Locate the lines of the listing below that hold "simpson", then copy each of them.

[GIVEN ENTRIES]:

▽

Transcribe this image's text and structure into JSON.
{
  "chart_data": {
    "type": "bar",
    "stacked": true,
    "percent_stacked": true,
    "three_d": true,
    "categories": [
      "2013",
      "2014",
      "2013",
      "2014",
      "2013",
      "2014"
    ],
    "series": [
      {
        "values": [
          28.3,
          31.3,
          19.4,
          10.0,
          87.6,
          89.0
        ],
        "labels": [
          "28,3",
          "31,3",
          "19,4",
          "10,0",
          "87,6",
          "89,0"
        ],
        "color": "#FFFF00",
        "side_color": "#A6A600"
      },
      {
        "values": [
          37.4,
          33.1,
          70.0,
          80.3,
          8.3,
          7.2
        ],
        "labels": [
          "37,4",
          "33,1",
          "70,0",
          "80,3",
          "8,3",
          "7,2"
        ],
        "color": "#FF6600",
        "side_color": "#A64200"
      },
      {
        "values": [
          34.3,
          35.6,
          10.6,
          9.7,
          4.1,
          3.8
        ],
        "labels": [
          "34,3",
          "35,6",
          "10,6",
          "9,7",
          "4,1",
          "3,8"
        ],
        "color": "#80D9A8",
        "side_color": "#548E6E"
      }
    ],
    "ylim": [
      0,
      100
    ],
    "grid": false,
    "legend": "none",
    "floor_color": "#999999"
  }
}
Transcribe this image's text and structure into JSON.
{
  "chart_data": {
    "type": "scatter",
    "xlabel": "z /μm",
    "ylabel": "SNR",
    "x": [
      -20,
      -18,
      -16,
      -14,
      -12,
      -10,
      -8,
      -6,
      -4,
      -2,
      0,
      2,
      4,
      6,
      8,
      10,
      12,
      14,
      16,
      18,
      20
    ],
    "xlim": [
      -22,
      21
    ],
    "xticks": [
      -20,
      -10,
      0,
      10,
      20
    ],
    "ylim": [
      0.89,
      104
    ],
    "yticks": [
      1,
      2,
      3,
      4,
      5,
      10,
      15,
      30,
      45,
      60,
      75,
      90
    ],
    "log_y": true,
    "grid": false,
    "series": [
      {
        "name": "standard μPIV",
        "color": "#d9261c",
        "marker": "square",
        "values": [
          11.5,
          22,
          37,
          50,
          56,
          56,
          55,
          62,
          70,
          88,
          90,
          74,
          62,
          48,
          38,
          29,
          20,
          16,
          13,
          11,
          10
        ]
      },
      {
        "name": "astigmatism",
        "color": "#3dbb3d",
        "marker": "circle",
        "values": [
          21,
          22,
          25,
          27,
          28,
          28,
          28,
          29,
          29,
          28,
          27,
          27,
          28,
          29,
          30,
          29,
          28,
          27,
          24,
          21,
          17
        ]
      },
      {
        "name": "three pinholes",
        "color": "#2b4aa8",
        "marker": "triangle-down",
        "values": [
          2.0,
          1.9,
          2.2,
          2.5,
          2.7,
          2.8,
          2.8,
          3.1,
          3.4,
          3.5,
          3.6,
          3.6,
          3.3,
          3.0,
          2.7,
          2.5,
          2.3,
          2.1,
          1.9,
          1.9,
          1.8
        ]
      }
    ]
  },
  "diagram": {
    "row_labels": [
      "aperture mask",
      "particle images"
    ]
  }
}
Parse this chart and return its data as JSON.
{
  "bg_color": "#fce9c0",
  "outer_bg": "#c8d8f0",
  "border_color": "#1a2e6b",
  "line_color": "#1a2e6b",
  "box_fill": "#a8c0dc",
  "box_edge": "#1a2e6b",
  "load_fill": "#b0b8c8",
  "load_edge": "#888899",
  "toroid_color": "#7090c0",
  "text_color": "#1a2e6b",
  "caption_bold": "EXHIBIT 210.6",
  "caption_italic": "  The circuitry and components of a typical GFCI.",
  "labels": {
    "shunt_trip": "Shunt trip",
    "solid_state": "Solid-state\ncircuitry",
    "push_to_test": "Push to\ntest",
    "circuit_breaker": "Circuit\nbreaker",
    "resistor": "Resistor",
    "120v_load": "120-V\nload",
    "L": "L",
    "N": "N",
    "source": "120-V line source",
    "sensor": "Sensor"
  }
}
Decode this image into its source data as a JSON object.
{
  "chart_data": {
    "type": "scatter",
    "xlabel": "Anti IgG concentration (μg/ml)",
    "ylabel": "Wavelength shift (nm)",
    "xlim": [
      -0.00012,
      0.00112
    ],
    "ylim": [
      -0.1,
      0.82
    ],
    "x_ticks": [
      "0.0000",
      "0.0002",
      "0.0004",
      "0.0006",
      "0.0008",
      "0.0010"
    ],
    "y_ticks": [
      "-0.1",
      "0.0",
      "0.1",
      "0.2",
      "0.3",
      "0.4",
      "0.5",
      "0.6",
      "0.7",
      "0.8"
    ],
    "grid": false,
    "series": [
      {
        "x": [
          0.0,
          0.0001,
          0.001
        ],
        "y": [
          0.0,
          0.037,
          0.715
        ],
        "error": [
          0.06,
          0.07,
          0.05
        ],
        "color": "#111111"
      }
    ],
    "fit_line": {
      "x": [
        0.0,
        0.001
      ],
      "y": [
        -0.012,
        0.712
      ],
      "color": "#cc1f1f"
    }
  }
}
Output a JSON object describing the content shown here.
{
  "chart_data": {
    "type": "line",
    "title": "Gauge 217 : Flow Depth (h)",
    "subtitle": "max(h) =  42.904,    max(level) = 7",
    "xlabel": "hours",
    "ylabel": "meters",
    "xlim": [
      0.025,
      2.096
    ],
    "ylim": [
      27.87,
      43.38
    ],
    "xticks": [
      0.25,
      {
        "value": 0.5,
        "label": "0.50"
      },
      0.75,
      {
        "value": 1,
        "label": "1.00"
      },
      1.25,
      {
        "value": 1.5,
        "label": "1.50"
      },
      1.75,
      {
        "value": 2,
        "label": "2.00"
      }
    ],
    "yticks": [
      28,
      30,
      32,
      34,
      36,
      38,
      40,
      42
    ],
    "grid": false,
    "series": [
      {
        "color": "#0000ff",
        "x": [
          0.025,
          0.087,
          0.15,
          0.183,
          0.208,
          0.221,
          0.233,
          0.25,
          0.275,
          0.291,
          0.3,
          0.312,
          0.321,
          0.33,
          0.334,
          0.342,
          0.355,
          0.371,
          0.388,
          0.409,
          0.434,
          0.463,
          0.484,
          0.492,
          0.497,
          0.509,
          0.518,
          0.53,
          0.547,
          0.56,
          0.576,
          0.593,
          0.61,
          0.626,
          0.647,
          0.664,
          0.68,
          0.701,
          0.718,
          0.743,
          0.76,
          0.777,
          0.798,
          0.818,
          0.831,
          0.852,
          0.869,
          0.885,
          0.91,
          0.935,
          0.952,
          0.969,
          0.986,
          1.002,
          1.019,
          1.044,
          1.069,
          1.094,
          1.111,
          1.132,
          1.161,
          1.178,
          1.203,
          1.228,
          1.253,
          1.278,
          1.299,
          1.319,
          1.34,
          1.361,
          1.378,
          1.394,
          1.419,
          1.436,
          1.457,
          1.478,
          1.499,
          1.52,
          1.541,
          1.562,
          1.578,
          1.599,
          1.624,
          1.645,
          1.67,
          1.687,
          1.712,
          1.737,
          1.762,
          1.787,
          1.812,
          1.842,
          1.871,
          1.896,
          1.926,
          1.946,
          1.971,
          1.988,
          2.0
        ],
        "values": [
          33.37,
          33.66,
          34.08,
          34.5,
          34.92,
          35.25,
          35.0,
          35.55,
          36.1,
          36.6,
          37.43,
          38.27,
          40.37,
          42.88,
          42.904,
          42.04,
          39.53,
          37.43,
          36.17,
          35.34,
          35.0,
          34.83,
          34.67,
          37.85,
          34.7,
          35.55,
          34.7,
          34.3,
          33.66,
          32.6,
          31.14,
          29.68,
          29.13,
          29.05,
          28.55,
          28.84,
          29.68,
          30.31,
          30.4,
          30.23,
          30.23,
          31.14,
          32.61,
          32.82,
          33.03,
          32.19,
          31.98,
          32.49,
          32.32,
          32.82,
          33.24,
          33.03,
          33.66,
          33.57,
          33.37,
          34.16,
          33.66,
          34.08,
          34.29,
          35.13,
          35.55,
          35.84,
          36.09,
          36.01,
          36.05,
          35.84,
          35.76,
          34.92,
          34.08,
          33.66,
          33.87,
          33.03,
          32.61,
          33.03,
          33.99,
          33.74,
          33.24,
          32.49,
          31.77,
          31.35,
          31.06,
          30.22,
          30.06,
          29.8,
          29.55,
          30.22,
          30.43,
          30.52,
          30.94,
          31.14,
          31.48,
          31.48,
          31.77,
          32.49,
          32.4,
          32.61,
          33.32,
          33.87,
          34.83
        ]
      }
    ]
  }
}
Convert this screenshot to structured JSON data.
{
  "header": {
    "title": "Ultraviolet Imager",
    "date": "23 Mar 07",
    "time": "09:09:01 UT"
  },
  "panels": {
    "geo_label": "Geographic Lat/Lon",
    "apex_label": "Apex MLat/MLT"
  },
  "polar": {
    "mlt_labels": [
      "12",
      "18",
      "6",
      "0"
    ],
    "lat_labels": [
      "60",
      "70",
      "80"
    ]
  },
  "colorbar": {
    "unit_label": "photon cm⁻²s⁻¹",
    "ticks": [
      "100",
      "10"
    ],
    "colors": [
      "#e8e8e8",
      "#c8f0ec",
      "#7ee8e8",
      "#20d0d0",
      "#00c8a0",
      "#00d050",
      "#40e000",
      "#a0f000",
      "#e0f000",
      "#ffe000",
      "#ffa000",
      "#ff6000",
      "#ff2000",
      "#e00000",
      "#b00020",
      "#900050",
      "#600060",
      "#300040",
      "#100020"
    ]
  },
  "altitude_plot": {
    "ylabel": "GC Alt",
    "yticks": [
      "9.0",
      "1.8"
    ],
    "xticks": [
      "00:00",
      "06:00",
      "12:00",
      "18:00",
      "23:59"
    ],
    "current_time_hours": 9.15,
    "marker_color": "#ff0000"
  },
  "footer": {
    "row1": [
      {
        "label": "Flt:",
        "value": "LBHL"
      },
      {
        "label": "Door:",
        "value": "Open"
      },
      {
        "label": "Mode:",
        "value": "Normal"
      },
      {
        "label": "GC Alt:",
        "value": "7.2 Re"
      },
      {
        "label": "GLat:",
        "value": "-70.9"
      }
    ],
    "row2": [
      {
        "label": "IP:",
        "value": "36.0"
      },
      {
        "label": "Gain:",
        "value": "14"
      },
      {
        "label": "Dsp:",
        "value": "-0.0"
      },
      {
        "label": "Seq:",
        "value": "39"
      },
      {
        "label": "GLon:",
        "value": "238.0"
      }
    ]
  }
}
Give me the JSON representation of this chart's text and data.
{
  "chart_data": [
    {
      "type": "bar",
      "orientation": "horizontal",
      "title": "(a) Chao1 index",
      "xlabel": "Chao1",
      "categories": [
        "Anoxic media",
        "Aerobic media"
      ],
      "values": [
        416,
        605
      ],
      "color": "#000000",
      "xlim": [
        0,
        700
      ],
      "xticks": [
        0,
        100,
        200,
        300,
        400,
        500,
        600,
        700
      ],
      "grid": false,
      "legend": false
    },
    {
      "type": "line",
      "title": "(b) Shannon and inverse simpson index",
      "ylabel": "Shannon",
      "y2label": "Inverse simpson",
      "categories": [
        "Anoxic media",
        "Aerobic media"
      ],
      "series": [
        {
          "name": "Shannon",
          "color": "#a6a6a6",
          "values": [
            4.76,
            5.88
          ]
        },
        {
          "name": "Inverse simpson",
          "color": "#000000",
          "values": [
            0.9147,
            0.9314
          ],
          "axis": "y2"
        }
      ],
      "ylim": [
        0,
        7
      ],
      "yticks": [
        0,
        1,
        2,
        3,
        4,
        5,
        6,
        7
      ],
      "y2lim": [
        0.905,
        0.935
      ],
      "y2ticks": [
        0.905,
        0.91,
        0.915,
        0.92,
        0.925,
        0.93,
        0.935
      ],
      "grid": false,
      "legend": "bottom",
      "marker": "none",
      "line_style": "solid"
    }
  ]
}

△

[EXERCISE OUTPUT]:
      "title": "(b) Shannon and inverse simpson index",
      "y2label": "Inverse simpson",
          "name": "Inverse simpson",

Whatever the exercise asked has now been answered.